OBIETTIVO DEL COMPITO: Nell'estratto sugli Springboks, quale squadra ha battuto il Sudafrica al debutto nell'edizione di quest'anno?

ESTRATTO DEL DOCUMENTO:

Springboks, una Nazionale attraversata dalla storia e dal mito
Poche volte accade che lo sport riesce ancora a segnare la storia politica e sociale di uno stato ma, quando ci sono di mezzo gli Springboks, niente è mai scontato.
Sin dalla sua apparizione, il Sudafrica ha portato a casa successi in modo mai banale, successi che si sono ritagliati uno spazio importante nell’immaginario degli appassionati (e non), successi che hanno scritto pagine di sceneggiature hollywoodiane e di libri di storia.
Difficilmente il Sudafrica è stato visto come un possibile candidato alla vittoria, almeno all’esordio delle edizioni in cui è accaduto (forse solo nell’edizione di quest’anno - in virtù della vittoria del The Championship dopo alcuni anni di difficoltà, ma la sconfitta al debutto contro la Nuova Zelanda aveva immediatamente ridimensionato la questione).

DATI ARCHIVIATI:
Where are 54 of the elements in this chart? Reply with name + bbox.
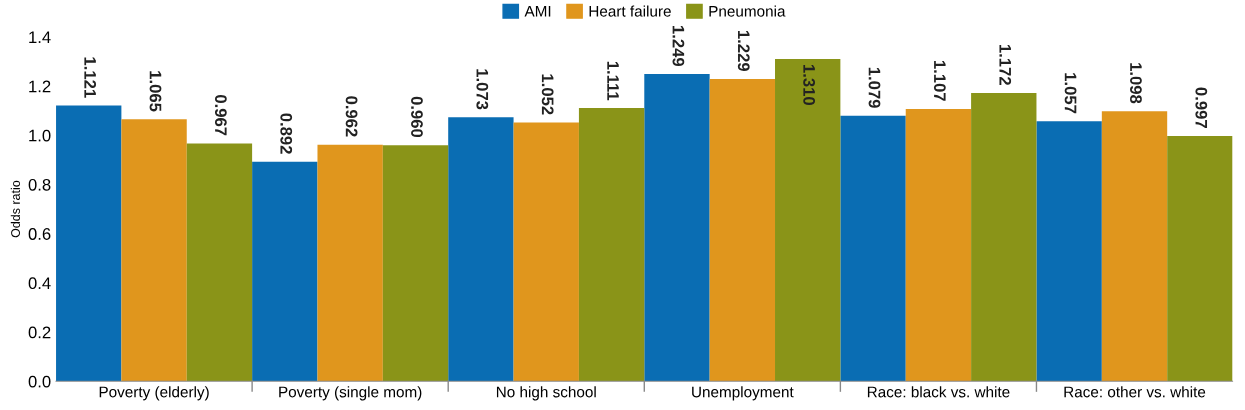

==

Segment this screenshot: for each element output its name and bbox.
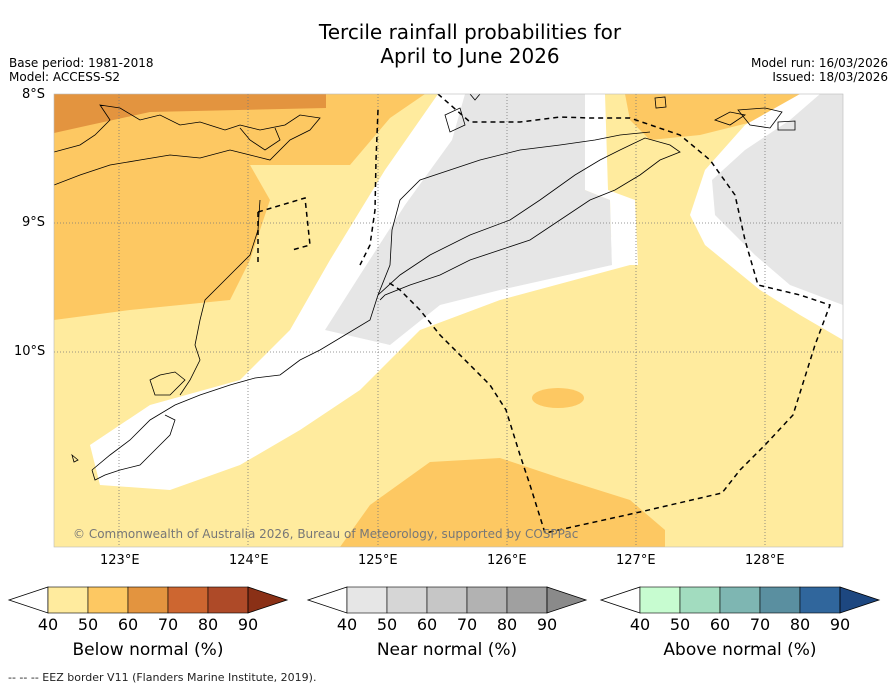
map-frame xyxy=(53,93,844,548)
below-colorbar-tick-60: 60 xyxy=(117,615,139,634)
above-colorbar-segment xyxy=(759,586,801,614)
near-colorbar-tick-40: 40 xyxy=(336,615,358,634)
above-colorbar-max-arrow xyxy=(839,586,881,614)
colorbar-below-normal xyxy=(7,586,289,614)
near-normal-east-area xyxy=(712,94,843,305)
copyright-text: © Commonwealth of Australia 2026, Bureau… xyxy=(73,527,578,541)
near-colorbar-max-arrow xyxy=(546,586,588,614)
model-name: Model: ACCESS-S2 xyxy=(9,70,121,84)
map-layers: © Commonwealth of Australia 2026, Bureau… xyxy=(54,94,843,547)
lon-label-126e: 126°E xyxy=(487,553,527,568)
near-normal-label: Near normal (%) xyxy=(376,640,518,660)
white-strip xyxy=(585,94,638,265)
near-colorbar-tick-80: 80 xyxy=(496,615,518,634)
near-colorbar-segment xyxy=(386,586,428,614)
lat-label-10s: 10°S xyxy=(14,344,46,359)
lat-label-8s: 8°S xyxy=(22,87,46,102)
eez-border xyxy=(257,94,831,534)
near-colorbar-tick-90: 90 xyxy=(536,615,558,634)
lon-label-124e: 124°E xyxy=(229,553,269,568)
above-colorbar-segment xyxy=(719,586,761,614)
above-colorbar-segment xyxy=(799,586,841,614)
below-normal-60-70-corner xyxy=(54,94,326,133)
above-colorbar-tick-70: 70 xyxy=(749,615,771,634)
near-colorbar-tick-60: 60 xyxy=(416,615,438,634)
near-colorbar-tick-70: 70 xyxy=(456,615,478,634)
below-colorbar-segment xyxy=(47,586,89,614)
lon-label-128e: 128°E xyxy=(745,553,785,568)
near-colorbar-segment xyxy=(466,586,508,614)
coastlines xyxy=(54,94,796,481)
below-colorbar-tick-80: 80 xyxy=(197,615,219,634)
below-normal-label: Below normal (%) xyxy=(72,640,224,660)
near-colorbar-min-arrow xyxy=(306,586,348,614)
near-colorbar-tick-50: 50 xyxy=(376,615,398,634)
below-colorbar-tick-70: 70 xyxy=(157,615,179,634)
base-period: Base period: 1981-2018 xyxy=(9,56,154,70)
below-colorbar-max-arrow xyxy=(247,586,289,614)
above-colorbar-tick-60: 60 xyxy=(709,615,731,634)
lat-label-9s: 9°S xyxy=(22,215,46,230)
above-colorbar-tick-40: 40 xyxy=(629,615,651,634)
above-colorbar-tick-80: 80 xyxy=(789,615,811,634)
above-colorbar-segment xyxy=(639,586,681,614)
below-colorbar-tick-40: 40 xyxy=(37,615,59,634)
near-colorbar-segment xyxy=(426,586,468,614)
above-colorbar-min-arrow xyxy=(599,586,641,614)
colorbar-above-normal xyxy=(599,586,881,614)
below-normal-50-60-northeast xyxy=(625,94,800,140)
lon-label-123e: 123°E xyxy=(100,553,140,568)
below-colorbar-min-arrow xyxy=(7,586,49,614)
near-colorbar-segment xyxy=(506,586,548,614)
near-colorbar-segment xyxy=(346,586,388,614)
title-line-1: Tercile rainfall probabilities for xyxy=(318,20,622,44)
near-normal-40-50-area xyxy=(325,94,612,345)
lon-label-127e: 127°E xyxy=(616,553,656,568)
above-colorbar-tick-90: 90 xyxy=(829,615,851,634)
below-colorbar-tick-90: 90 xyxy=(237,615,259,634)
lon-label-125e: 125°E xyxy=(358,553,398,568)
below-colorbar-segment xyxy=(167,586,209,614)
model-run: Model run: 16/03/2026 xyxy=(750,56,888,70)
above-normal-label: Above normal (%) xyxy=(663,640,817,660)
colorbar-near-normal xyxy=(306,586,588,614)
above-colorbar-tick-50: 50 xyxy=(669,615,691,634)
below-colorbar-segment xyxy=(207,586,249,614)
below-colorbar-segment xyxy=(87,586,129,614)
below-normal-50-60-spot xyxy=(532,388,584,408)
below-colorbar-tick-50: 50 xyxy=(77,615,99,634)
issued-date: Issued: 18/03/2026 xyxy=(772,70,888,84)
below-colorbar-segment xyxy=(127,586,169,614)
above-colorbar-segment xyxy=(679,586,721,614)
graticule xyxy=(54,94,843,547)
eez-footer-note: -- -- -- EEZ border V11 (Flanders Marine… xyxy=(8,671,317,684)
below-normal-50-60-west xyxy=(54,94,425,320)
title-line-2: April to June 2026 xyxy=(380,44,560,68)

SOLUZIONE DEL COMPITO: La Nuova Zelanda.